Ma ahimè, Fauci ed i suoi medici malfattori, come aspiranti Robespierre, hanno terrorizzato a morte la popolazione nel suo complesso, grazie anche all'aiuto di sindaci e governatori degli stati democratici e dei media generalisti. Quindi non escono di casa senza le museruole e senza prendere le distanze sui marciapiedi, nei corridoi e alle casse dei negozi di alimentari.

Allora, come diavolo si suppone che i partecipanti allo studio prendano il Covid in natura? Addirittura a quelli che partecipano allo studio sul vaccino di Pfizer non si può nemmeno dire di togliersi i dispositivi medici per aiutare la Pfizer a completare prima lo studio e vendere le decine di miliardi di vaccini.

Inutile dire che è per questo che solo lo 0,216% dei partecipanti (94) è riuscito a contrarre la malattia, che presumibilmente dilaga in America, durante i primi tre mesi del processo; e perché a questo ritmo ci vorranno 11 anni per ottenere un risultato anche solo dal 10% dei partecipanti.

Quindi c'è un motivo per cui normalmente ci vogliono 3-5 anni per fare una sperimentazione su un vaccino: sembra che persino la FDA non sia disposta a lasciare che le aziende farmaceutiche uccidano deliberatamente i pazienti che assumono placebo per accelerare il processo.

E questo ci porta ad un aspetto ancora più insidioso del mito del proiettile d'argento. Vale a dire, poiché ci vuole tanto tempo affinché i partecipanti alla sperimentazione vengano infettati in natura, il protocollo di studio presume che qualsiasi vecchio caso andrà bene lo stesso (anche se così lieve da essere appena sintomatico e curato a casa con il riposo e liquidi a profusione).

Come ha scritto Jon Rappaport:

Vedete, il produttore del vaccino inizia con 30.000 volontari SANI. Quindi se aspettasse che 150 di loro si ammalassero di polmonite grave, un caso grave di COVID, quanto tempo pensate che ci vorrebbe? Cinque anni? Dieci anni?

Il produttore del vaccino non può aspettare così a lungo.

Questi 150 casi COVID che il produttore del vaccino sta cercando sarebbero lievi. Solo un colpo di tosse. O brividi e febbre. Questo scenario richiederebbe solo pochi mesi per svilupparsi. E siate onesti, brividi, tosse e febbre non sono unici del COVID. Chiunque può avere tali sintomi.

PERTANTO, L'INTERO STUDIO CLINICO È PROGETTATO PER TROVARE 150 CASI DI “COVID” LIEVE E SENZA SIGNIFICATO CLINICO.

Di cui a nessuno importa e a nessuno dovrebbe importare.

Ma, come vediamo, Pfizer sta strombazzando la sua sperimentazione clinica del vaccino come una pietra miliare nella storia umana.

Dati disponibili
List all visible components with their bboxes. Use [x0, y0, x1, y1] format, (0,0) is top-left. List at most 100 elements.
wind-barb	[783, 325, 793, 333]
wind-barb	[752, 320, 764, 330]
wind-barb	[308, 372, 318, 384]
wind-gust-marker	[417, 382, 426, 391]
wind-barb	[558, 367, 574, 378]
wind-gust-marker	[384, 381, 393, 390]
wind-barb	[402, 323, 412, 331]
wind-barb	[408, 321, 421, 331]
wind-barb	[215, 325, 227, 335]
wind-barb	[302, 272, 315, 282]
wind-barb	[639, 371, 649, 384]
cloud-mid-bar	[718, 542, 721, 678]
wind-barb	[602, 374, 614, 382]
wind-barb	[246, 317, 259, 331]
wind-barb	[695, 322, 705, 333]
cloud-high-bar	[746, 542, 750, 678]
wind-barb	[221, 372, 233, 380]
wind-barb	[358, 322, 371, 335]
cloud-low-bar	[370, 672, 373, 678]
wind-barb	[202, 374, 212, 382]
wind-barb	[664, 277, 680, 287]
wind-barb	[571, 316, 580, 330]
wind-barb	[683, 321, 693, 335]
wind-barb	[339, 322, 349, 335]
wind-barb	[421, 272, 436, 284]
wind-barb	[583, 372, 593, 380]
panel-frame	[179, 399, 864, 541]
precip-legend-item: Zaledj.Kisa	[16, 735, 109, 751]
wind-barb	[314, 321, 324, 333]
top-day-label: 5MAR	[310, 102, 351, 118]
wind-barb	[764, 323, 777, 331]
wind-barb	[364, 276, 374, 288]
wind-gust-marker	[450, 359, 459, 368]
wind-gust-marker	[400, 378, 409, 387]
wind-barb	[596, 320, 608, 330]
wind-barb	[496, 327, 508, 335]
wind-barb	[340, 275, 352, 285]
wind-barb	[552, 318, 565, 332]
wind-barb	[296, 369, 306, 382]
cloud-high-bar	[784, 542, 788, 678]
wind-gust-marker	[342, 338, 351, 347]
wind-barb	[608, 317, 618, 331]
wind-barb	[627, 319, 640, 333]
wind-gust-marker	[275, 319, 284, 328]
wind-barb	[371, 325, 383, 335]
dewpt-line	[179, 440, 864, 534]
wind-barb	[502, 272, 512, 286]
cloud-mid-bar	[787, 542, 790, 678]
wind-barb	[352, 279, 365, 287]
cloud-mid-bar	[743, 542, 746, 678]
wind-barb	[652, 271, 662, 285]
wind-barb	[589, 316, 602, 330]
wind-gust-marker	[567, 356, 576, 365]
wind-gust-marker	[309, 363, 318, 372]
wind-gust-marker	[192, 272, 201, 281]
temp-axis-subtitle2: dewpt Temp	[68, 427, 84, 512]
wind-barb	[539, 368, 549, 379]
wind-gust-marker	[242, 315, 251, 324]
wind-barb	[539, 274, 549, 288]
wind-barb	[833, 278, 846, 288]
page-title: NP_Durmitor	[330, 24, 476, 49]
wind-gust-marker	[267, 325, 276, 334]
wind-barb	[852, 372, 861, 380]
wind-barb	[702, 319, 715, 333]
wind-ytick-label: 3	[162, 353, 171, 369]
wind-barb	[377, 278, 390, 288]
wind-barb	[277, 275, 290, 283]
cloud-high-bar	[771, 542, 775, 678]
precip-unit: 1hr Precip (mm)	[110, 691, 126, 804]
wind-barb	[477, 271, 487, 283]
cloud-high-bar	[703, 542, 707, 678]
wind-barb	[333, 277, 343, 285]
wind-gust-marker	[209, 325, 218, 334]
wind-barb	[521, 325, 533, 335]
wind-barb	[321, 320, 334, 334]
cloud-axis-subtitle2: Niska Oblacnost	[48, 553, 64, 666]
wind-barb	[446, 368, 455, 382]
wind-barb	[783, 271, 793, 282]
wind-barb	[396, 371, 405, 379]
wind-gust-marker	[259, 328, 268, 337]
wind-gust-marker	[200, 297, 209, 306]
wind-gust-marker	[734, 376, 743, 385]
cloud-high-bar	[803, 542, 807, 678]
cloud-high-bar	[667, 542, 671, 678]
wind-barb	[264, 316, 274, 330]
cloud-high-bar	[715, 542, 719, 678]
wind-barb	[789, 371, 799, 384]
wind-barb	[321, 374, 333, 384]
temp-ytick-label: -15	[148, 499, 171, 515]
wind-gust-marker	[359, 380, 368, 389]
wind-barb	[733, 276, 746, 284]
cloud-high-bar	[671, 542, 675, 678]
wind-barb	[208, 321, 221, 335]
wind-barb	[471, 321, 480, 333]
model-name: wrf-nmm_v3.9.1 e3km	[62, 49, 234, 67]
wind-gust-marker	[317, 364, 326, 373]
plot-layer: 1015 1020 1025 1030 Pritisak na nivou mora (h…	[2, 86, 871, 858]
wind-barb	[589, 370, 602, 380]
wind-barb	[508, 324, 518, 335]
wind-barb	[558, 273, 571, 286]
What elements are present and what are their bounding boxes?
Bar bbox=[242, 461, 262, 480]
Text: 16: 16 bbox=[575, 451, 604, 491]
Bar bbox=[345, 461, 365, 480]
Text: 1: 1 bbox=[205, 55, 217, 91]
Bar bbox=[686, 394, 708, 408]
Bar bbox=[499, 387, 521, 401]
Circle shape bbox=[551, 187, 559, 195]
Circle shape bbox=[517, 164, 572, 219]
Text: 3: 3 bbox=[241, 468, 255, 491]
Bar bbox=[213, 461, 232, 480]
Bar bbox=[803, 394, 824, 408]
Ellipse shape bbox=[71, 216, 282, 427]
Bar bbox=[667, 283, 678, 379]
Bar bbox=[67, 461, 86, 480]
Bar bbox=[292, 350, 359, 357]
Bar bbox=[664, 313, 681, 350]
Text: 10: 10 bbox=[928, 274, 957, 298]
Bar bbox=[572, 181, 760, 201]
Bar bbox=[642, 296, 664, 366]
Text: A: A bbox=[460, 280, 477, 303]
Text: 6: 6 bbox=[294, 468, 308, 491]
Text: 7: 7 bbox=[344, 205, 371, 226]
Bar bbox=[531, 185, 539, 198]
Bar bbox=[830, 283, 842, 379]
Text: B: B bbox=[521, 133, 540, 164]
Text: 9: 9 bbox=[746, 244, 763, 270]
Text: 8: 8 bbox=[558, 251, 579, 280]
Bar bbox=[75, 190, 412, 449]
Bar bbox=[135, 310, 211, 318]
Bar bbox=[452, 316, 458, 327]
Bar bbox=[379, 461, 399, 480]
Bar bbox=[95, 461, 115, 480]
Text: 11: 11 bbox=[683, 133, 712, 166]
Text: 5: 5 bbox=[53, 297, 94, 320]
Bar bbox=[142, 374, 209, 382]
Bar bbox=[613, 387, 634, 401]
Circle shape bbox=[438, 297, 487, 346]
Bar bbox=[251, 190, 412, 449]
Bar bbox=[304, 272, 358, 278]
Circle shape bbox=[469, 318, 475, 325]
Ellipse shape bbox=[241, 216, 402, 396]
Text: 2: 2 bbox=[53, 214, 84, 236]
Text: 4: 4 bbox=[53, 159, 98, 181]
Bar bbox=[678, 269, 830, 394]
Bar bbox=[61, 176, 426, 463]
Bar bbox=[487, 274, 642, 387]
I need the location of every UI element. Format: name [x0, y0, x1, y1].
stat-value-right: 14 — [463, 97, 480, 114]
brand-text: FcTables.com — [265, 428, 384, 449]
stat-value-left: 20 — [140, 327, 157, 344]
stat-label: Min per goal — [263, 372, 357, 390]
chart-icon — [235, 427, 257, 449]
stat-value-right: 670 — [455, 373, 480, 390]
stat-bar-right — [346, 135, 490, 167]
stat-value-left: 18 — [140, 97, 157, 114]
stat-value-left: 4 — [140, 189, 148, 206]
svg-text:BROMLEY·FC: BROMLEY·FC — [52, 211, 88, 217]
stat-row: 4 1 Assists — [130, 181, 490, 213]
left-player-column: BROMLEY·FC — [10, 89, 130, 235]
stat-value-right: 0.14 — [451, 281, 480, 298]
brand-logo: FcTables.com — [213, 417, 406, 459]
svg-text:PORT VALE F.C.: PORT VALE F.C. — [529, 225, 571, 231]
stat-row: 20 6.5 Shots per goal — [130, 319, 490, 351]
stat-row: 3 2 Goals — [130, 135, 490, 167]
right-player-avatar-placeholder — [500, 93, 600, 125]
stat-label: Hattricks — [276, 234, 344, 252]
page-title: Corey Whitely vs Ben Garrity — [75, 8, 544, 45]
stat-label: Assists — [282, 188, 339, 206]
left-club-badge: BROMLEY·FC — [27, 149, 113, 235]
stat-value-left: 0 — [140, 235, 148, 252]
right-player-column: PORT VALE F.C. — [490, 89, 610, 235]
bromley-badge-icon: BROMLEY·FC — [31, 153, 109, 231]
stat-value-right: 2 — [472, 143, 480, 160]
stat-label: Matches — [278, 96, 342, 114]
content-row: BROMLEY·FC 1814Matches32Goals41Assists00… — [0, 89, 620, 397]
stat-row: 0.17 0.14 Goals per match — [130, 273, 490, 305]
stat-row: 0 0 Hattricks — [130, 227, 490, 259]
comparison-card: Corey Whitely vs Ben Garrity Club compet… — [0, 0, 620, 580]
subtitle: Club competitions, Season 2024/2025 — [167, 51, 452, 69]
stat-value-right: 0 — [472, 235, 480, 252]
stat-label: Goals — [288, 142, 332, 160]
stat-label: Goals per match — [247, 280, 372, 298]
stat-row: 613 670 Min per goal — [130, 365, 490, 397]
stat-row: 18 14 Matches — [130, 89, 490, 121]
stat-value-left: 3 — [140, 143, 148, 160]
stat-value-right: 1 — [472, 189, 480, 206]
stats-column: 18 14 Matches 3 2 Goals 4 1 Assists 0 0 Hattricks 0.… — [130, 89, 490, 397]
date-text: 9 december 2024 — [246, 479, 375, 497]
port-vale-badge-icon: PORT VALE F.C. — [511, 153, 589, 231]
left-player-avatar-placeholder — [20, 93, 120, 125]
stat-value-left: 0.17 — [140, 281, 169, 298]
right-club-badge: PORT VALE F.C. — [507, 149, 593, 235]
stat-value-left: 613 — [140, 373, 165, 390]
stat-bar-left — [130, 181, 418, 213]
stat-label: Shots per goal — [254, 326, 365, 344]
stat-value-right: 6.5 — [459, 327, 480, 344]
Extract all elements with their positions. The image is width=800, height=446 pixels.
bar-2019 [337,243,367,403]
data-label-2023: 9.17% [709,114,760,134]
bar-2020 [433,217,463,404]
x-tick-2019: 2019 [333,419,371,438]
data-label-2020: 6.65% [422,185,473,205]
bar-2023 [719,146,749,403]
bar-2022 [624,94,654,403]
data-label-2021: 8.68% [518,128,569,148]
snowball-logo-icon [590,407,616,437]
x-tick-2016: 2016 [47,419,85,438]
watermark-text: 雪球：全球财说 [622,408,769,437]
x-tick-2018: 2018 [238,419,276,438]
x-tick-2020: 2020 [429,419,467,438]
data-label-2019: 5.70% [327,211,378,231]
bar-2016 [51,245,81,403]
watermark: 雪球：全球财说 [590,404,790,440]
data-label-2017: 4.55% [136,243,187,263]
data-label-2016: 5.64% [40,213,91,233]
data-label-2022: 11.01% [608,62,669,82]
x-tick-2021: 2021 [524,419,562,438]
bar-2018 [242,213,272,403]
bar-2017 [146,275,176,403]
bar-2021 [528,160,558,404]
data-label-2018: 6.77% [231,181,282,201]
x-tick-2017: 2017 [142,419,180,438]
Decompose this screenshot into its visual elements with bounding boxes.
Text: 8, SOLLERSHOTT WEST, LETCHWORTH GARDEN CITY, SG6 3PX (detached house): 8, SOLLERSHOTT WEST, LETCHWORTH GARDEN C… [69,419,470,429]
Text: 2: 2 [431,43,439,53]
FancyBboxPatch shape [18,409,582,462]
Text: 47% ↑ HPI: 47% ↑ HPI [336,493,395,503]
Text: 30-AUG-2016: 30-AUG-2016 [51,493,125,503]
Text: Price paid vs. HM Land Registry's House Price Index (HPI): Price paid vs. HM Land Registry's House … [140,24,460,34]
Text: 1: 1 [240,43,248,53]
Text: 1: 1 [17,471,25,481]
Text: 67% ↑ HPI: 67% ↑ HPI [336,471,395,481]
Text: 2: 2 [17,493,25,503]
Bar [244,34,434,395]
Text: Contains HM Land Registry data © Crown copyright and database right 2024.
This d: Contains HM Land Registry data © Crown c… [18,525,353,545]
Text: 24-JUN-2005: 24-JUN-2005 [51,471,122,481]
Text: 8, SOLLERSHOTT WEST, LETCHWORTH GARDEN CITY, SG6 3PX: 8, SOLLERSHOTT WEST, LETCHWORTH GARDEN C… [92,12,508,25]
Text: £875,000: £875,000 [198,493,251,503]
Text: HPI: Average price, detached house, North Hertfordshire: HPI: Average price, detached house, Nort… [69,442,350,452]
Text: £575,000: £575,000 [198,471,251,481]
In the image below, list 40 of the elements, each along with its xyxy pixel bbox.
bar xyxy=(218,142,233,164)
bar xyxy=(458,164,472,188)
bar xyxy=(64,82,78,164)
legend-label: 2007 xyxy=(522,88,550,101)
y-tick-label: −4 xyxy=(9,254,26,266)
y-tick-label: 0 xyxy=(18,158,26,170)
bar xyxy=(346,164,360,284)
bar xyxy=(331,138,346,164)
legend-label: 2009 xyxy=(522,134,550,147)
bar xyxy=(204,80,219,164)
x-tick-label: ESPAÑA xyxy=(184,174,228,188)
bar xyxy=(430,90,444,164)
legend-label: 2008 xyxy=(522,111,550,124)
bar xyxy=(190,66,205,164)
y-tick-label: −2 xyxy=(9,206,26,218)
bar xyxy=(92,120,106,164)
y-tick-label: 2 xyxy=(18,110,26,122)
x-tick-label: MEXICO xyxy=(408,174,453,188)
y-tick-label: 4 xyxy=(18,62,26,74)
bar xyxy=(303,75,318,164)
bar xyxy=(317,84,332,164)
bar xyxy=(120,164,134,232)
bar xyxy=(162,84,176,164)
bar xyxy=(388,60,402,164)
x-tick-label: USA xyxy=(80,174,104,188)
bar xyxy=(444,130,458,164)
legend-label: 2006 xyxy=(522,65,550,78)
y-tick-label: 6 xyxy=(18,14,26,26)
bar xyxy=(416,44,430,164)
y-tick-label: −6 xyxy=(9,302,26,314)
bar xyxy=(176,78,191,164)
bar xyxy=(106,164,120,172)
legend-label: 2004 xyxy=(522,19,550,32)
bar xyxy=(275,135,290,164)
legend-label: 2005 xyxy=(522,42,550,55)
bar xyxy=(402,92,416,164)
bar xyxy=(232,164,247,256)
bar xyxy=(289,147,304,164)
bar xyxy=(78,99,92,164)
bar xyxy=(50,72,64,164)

Consegna 1
Riscrivi il brano dell'estratto che parte da "Come ha scritto" e prosegue fino a "nella storia umana.", scambiando "volontari" con "partecipanti".
Consegna 2
Nell'estratto, quale percentuale dei partecipanti è riuscita a contrarre la malattia nei primi tre mesi del processo?
Consegna 3
Continua l'estratto sulla sperimentazione del vaccino di Pfizer a partire dalla sua ultima frase.

Risposta 1
Come ha scritto Jon Rappaport:

Vedete, il produttore del vaccino inizia con 30.000 partecipanti SANI. Quindi se aspettasse che 150 di loro si ammalassero di polmonite grave, un caso grave di COVID, quanto tempo pensate che ci vorrebbe? Cinque anni? Dieci anni?

Il produttore del vaccino non può aspettare così a lungo.

Questi 150 casi COVID che il produttore del vaccino sta cercando sarebbero lievi. Solo un colpo di tosse. O brividi e febbre. Questo scenario richiederebbe solo pochi mesi per svilupparsi. E siate onesti, brividi, tosse e febbre non sono unici del COVID. Chiunque può avere tali sintomi.

PERTANTO, L'INTERO STUDIO CLINICO È PROGETTATO PER TROVARE 150 CASI DI “COVID” LIEVE E SENZA SIGNIFICATO CLINICO.

Di cui a nessuno importa e a nessuno dovrebbe importare.

Ma, come vediamo, Pfizer sta strombazzando la sua sperimentazione clinica del vaccino come una pietra miliare nella storia umana.

Risposta 2
Lo 0,216% dei partecipanti, cioè 94.

Risposta 3
Ciò che Rappoport sta dicendo è che per la natura stessa del Covid, l'unico punto valido di un vaccino è proteggere la piccola minoranza che sviluppa casi gravi a causa dell'età, comorbidità o sistemi immunitari indeboliti. Ma al momento il CDC stima che circa 88 milioni di americani siano stati infettati, la stragrande maggioranza dei quali non lo sapeva nemmeno perché asintomatici o aveva avuto un decorso lieve della malattia ed era guarita a casa.

Infatti solo 500.000 di questi 88 milioni sono stati ricoverati, secondo i dati del CDC. E sulla base dell'ampio modo di conteggio del CDC, il numero di decessi CON Covid è ora pari a 231.000, la maggior parte dei quali si è verificata negli ospedali.

Quindi, indipendentemente da come si voglia impostare il ragionamento, più di 87 milioni degli 88 milioni di persone infette finora non erano in pericolo di vita e non sarebbero state aiutate anche se il vaccino Pfizer o qualsiasi altro vaccino fosse stato disponibile sin dal primo giorno.

Quindi ribadiamo: tra i 94 casi segnalati lunedì e un aumento di $1.500 miliardi in borsa, quanti casi hanno richiesto il ricovero in ospedale o hanno coinvolto anche un decorso grave della malattia?

Il comunicato stampa dell'azienda non l'ha detto, e neanche lo diranno quando arriveranno i 164 casi positivi del protocollo approvato dalla FDA.

Questo perché la base dello studio è "tutto fa brodo", quindi i risultati non possono dimostrare che il vaccino è efficace in individui che altrimenti subirebbero un decorso grave della malattia. Infatti, sulla base delle attuali metriche nazionali, tra un universo casuale di 164 persone infette, esattamente 0,57 persone sarebbero ospedalizzate e 0,26 persone sarebbero morte.

Forse anche Kostin sarebbe d'accordo sul fatto che non si può dimostrarne l'efficacia confrontando frazioni di una persona.

Tuttavia, dopo che il vaccino sarà stato ampiamente distribuito, diciamo, il prossimo giugno, l'universo dei vaccinati non sarà 8 anime che hanno contratto la malattia nello studio Pfizer fino ad oggi, ma decine di milioni. E se sui casi gravi non funzionerà e si segnaleranno anche poche centinaia di morti e/o ricoveri tra i vaccinati, ci sarà il panico nelle strade (tra l'altro già spaventate).

Come abbiamo detto, la narrativa mainstream è corrotta e marcia fino al midollo.

A pensarci bene, Goldman Sachs può tenersi suoi biglietti della lotteria da $115.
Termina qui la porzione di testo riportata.